EXTRAIT FOURNI:
▽

Un recours contentieux introduit par Monsieur … contre les décisions du ministre de la Justice des 15 mai et 23 août 2001 portant refus dudit statut dans son chef fut déclaré non justifié par jugement du tribunal administratif du 10 avril 2002, qui fut confirmé par un arrêt de la Cour administrative du 17 octobre 2002.

Suivant courrier du Comité de Liaison et d’Action des Etrangers du 28 mai 2001, Monsieur … introduisit auprès du ministre de la Justice une demande en obtention d’une autorisation de séjour.

Par décision du 6 août 2001, le ministre de la Justice refusa de faire droit à cette demande au motif qu’une des conditions pour s’établir au Luxembourg comme indépendant serait la production de la copie intégrale certifiée conforme du titre de voyage de la personne concernée afin de pouvoir vérifier si elle est entrée légalement au pays et que Monsieur … ne satisferait pas à cette condition pour être entré sur le territoire en date du 4 novembre 1998 en qualité de réfugié.

Une demande de régularisation introduite le 12 juillet 2001 auprès du service commun des ministères du Travail et de l’Emploi, de la Justice et de la Famille, de la Solidarité sociale et de la Jeunesse fut rejetée par décision du 25 septembre 2001 cosignée par les ministres de la Justice et du Travail et de l’Emploi.

Une itérative demande en obtention d’une autorisation de séjour présentée par Monsieur … par courrier recommandé du 25 octobre 2001 fit l’objet d’une décision de refus du ministre de la Justice du 7 novembre 2001 fondée sur les motifs suivants :

« En effet, une des conditions à remplir consiste à présenter une copie intégrale certifiée conforme de votre titre de voyage, afin qu’il puisse être vérifié si vous êtes entré légalement au pays. Or, cette condition ne se trouve pas remplie dans votre chef, étant donné que vous êtes entré sur le territoire luxembourgeois en qualité de réfugié ».

Le recours gracieux formé par Monsieur … suivant courrier de son mandataire du 6 février 2002 s’étant soldé par une décision confirmative du même ministre du 22 avril 2002, il a introduit un recours tendant à l’annulation de la décision ministérielle prévisée du 7 novembre 2001.

En l’absence de disposition légale instaurant un recours au fond en matière d’autorisation de séjour, seul un recours en annulation a pu être introduit à l’encontre de la décision litigieuse. Le recours en annulation ayant par ailleurs été introduit dans les formes et délai de la loi, il est recevable.

A l’appui de son recours, le demandeur fait valoir que la décision ministérielle attaquée serait le résultat d’une erreur manifeste d’appréciation des éléments de fait et de droit en ce qu’elle retient qu’il ne serait pas entré légalement au pays, mais en qualité de réfugié. Il soutient en premier lieu qu’il serait entré dans l’espace Schengen sur base d’un visa Schengen du 10 septembre 1998, de manière que le reproche tiré de son entrée illégale sur le territoire luxembourgeois devrait tomber à faux.

△

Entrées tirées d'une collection
▽

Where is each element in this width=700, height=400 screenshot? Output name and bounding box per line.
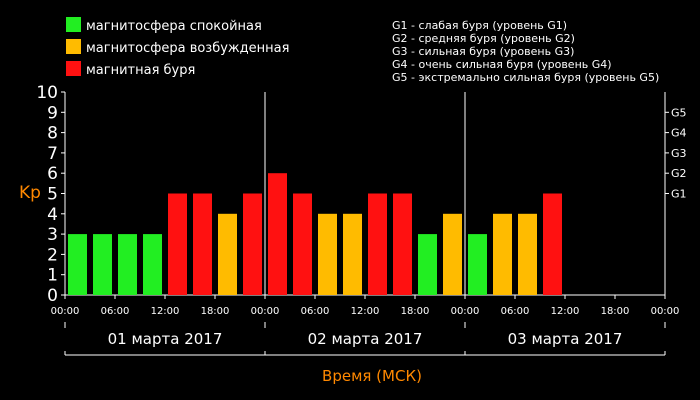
x-tick-label: 06:00 — [501, 306, 530, 317]
g-legend-g4: G4 - очень сильная буря (уровень G4) — [392, 58, 612, 71]
g-level-label: G1 — [671, 188, 687, 201]
y-tick-label: 4 — [47, 205, 58, 225]
g-legend-g5: G5 - экстремально сильная буря (уровень … — [392, 71, 659, 84]
g-level-legend: G1 - слабая буря (уровень G1) G2 - средн… — [392, 19, 659, 84]
x-tick-label: 06:00 — [301, 306, 330, 317]
y-tick-label: 1 — [47, 266, 58, 286]
y-tick-label: 5 — [47, 185, 58, 205]
kp-bar — [118, 234, 137, 295]
x-tick-label: 00:00 — [651, 306, 680, 317]
kp-bar — [243, 193, 262, 295]
y-tick-label: 7 — [47, 144, 58, 164]
legend-label-active: магнитосфера возбужденная — [86, 41, 289, 56]
date-label: 01 марта 2017 — [108, 330, 223, 348]
kp-bar — [493, 213, 512, 295]
x-tick-label: 12:00 — [151, 306, 180, 317]
x-tick-label: 18:00 — [401, 306, 430, 317]
legend-swatch-storm — [66, 61, 81, 76]
y-tick-label: 6 — [47, 164, 58, 184]
y-tick-label: 2 — [47, 245, 58, 265]
x-tick-label: 00:00 — [451, 306, 480, 317]
legend-swatch-quiet — [66, 17, 81, 32]
kp-bar — [418, 234, 437, 295]
y-axis-label: Kp — [19, 183, 41, 203]
x-tick-label: 00:00 — [51, 306, 80, 317]
kp-bar — [468, 234, 487, 295]
x-tick-label: 06:00 — [101, 306, 130, 317]
kp-bar — [518, 213, 537, 295]
y-tick-label: 8 — [47, 124, 58, 144]
legend-label-storm: магнитная буря — [86, 63, 195, 78]
g-legend-g1: G1 - слабая буря (уровень G1) — [392, 19, 567, 32]
kp-bar — [543, 193, 562, 295]
x-tick-label: 12:00 — [351, 306, 380, 317]
x-tick-label: 18:00 — [601, 306, 630, 317]
y-tick-label: 3 — [47, 225, 58, 245]
g-level-label: G4 — [671, 127, 687, 140]
kp-bar — [143, 234, 162, 295]
y-tick-label: 0 — [47, 286, 58, 306]
g-level-label: G2 — [671, 167, 687, 180]
x-tick-label: 12:00 — [551, 306, 580, 317]
x-tick-label: 18:00 — [201, 306, 230, 317]
kp-bar — [343, 213, 362, 295]
kp-bar — [218, 213, 237, 295]
x-tick-label: 00:00 — [251, 306, 280, 317]
legend-label-quiet: магнитосфера спокойная — [86, 19, 262, 34]
kp-bar — [293, 193, 312, 295]
kp-bar — [68, 234, 87, 295]
kp-bar — [318, 213, 337, 295]
kp-bar — [393, 193, 412, 295]
y-tick-label: 9 — [47, 103, 58, 123]
y-tick-label: 10 — [36, 83, 58, 103]
g-legend-g3: G3 - сильная буря (уровень G3) — [392, 45, 574, 58]
kp-bar — [368, 193, 387, 295]
g-level-label: G5 — [671, 106, 687, 119]
g-level-label: G3 — [671, 147, 687, 160]
date-label: 03 марта 2017 — [508, 330, 623, 348]
g-legend-g2: G2 - средняя буря (уровень G2) — [392, 32, 575, 45]
kp-bar — [193, 193, 212, 295]
x-axis-label: Время (МСК) — [322, 367, 422, 385]
kp-bar — [93, 234, 112, 295]
date-label: 02 марта 2017 — [308, 330, 423, 348]
legend: магнитосфера спокойная магнитосфера возб… — [66, 17, 289, 78]
kp-bar — [268, 173, 287, 295]
kp-bar — [168, 193, 187, 295]
legend-swatch-active — [66, 39, 81, 54]
kp-bar — [443, 213, 462, 295]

△

EXERCICES À RÉSOUDRE:
• A. D'après l'extrait sur le refus d'autorisation de séjour, à quelle date Monsieur … est-il entré sur le territoire luxembourgeois en qualité de réfugié ?
• B. Poursuivez l'extrait sur le refus d'autorisation de séjour à partir de sa dernière phrase.
Les entrées forment un matériau distinct de l'extrait.

RÉSULTATS PAR EXERCICE:
• A. Le 4 novembre 1998.

• B.
A titre subsidiaire, le demandeur affirme que sa qualité de réfugié lors de son entrée au pays ne pourrait être invoquée à son encontre au vu du devoir de protection imposé par la Convention de Genève qui impliquerait le droit de demeurer légalement dans l’Etat signataire concerné jusqu’à ce qu’une décision définitive ait statué sur le droit à la reconnaissance de ce statut. Le demandeur renvoie encore à la campagne dite de régularisation de certaines catégories d’étrangers séjournant irrégulièrement au pays, mise sur pied par le gouvernement, visant notamment les étrangers arrivés au Luxembourg avant le 1er juillet 1998 et il argue que, même s’il est arrivé au Grand-Duché après cette date butoir, le motif de refus tiré de son entrée illégale serait non pertinent alors que d’autres personnes ayant séjourné illégalement de manière prolongée sur le territoire luxembourgeois et visées par ladite campagne de régularisation ne se verraient pas opposer cette condition, de sorte que le traitement différent lui infligé serait arbitraire, discriminatoire et violerait le principe constitutionnel de l’égalité de tous devant la loi ancré aux articles 10bis et 111 de la Constitution ainsi que plusieurs conventions internationales consacrant des principes universels d’égalité et de non-discrimination, dont l’article 1er de la Déclaration universelle des droits de l’homme et l’article 14 de la Convention européenne des droits de l’homme ainsi que l’article 2 de son protocole n° 4.

Le demandeur fait finalement valoir que, dans la mesure où l’article 2 de la loi prévisée du 28 mars 1972 conférerait un pouvoir d’appréciation au ministre pour refuser ou non une autorisation de séjour sans imposer un tel refus dans les hypothèses y énoncées, il pourrait bénéficier d’une « régularisation individuelle » en considération du fait qu’il est associé majoritaire de la société … et ingénieur-mécanicien diplômé de formation, qu’il disposerait de moyens personnels suffisants pour supporter ses frais de séjour et qu’il ne serait pas susceptible de compromettre la sécurité, la tranquillité et l’ordre publics, de manière que son séjour serait dans l’intérêt bien compris du pays qui aurait besoin d’entrepreneurs de construction susceptibles de créer des emplois supplémentaires.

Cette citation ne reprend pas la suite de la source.